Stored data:
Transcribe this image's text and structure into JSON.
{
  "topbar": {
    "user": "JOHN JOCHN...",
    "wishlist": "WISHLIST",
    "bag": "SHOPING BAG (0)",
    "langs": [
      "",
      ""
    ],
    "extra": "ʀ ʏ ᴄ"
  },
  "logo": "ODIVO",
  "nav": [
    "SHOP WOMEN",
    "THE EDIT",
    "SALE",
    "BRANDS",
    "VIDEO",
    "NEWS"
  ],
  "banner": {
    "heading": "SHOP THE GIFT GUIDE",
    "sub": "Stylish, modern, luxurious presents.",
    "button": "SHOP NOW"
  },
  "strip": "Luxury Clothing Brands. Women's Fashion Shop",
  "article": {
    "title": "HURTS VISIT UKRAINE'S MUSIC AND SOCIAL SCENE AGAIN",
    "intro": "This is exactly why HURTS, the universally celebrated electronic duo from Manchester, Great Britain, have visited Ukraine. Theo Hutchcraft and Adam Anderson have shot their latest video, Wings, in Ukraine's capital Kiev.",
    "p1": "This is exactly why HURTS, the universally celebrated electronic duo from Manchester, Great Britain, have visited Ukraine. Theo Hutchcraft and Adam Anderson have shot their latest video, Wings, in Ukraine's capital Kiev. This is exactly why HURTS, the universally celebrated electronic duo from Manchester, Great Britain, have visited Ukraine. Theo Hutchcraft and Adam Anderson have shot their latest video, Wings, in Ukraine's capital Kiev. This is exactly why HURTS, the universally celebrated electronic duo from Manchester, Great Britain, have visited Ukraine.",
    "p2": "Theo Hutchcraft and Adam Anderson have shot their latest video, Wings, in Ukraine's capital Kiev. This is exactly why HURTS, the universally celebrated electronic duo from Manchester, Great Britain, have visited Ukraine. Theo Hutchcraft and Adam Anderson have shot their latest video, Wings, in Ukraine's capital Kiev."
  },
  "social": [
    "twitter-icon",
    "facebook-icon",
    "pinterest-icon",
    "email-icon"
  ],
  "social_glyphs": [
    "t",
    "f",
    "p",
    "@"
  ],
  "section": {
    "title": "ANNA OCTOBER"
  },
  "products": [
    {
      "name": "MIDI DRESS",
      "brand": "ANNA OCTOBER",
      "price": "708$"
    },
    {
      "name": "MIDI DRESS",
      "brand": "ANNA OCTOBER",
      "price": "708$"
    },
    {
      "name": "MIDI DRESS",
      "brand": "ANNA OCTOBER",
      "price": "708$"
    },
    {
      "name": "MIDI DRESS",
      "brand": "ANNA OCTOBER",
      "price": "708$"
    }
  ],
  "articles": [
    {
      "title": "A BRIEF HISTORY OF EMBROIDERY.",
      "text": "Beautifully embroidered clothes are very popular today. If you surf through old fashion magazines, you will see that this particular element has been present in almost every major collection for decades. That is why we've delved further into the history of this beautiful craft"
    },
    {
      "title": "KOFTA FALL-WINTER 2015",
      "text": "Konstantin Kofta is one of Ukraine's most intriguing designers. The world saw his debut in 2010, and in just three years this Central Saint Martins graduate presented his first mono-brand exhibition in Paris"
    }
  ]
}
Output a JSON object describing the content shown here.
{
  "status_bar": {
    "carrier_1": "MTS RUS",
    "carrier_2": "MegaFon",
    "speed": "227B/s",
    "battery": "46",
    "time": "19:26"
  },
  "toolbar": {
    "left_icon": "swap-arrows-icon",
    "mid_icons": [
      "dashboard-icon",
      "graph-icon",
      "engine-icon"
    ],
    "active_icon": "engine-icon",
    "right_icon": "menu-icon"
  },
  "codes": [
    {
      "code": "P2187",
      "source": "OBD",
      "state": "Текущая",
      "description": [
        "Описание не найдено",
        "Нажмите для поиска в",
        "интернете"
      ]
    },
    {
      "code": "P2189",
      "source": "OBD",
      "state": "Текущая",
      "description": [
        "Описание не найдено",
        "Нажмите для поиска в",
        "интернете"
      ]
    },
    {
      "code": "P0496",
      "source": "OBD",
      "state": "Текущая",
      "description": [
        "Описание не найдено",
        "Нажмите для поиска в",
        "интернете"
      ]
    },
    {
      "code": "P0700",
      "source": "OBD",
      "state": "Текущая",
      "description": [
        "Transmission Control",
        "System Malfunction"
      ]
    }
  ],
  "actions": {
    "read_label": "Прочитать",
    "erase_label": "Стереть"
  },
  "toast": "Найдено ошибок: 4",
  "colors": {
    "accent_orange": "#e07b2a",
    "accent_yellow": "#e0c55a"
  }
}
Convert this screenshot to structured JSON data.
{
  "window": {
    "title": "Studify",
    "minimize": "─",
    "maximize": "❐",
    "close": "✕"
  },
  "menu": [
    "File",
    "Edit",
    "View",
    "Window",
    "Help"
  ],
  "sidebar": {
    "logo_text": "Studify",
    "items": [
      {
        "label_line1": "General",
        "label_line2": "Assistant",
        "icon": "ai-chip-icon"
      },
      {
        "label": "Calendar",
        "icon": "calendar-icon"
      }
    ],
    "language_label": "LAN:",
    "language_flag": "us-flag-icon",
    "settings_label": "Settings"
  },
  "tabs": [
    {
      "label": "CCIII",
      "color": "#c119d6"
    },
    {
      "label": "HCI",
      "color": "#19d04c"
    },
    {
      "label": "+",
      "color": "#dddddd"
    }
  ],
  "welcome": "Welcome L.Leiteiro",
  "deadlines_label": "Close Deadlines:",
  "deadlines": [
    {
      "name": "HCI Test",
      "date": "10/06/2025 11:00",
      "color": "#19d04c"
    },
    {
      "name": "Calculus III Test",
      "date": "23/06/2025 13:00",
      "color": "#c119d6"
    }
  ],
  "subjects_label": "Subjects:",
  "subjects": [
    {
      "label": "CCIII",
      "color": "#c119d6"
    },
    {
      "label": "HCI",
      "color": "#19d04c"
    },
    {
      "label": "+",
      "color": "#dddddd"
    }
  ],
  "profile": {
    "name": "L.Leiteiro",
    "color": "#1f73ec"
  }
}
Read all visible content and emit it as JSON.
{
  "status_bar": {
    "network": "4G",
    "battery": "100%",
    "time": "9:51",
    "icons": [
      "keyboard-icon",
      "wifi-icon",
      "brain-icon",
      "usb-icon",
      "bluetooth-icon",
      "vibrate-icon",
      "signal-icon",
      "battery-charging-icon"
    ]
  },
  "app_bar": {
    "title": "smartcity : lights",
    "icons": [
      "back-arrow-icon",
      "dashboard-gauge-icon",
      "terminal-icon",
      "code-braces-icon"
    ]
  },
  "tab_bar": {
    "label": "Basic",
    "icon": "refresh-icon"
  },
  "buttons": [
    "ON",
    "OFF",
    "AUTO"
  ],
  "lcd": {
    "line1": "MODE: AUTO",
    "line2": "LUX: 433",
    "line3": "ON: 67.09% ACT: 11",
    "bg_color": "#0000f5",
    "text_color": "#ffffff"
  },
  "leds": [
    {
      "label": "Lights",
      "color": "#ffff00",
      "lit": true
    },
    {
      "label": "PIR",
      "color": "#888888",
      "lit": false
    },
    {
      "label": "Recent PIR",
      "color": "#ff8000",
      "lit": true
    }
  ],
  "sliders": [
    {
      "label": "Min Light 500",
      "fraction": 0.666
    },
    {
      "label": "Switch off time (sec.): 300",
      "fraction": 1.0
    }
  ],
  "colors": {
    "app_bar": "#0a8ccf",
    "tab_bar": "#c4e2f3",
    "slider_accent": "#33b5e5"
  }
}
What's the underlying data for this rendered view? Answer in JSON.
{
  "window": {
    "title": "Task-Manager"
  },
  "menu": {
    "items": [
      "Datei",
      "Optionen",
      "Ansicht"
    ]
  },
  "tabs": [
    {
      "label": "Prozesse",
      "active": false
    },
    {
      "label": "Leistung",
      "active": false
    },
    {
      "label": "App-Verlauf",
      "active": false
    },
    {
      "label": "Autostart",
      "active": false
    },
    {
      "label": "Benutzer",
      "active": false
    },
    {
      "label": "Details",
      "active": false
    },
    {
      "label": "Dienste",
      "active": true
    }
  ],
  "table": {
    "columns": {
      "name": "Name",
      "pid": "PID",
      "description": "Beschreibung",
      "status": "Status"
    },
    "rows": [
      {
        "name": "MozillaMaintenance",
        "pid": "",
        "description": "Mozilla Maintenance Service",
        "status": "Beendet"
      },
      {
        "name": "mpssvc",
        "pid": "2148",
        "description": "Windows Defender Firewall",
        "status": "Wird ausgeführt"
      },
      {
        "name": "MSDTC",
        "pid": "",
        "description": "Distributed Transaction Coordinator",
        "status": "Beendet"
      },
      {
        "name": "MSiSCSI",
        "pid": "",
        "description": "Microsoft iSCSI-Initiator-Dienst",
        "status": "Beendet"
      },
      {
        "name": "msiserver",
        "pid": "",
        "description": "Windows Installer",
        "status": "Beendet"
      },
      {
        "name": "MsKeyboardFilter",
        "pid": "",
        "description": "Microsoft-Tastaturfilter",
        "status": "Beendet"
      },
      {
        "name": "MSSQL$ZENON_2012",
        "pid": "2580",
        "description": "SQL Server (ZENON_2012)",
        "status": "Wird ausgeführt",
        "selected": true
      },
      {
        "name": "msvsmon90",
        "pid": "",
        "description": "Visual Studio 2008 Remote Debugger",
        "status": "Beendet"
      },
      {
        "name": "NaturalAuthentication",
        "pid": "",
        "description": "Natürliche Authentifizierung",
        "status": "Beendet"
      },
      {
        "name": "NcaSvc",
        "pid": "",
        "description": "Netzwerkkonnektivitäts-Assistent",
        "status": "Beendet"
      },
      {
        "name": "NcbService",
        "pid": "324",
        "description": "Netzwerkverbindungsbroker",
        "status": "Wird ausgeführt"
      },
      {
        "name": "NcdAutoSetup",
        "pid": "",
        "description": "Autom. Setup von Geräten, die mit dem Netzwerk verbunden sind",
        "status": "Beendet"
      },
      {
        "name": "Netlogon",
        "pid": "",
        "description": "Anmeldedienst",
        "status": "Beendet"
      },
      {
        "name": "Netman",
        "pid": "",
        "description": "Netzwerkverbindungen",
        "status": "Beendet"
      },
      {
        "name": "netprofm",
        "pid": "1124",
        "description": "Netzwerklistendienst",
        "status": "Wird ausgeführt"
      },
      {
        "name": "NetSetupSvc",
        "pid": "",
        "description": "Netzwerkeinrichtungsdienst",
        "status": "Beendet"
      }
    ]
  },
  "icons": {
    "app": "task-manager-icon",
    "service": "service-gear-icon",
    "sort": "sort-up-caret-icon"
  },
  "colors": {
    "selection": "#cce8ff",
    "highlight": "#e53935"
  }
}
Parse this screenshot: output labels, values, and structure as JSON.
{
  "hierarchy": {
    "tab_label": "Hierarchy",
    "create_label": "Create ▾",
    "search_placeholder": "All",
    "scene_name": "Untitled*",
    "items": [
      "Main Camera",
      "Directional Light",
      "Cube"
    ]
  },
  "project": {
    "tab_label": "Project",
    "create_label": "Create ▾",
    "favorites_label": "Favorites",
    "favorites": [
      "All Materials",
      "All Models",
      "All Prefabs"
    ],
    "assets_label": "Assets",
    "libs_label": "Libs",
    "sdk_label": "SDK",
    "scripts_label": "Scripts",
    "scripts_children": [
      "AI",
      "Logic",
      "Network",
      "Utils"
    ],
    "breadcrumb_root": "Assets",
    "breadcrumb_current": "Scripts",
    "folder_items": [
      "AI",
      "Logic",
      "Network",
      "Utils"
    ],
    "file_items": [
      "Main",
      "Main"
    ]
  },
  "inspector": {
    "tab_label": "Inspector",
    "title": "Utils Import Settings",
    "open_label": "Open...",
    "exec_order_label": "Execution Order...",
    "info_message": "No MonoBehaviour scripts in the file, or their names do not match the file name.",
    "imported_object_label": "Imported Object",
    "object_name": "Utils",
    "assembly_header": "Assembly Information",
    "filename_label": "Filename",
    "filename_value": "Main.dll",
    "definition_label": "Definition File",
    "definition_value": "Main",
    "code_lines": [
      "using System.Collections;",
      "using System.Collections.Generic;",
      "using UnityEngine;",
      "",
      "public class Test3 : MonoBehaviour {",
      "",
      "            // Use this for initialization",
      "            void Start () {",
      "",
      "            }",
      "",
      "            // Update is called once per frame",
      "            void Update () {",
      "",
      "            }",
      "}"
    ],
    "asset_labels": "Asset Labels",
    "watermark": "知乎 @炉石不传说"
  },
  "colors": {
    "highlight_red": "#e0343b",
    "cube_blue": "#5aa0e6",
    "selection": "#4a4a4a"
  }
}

> WHAT YOU NEED TO DO: Search the lines for the string "Settings" and copy every line that has it.

> TASK RESPONSE:
    "settings_label": "Settings"
    "title": "Utils Import Settings",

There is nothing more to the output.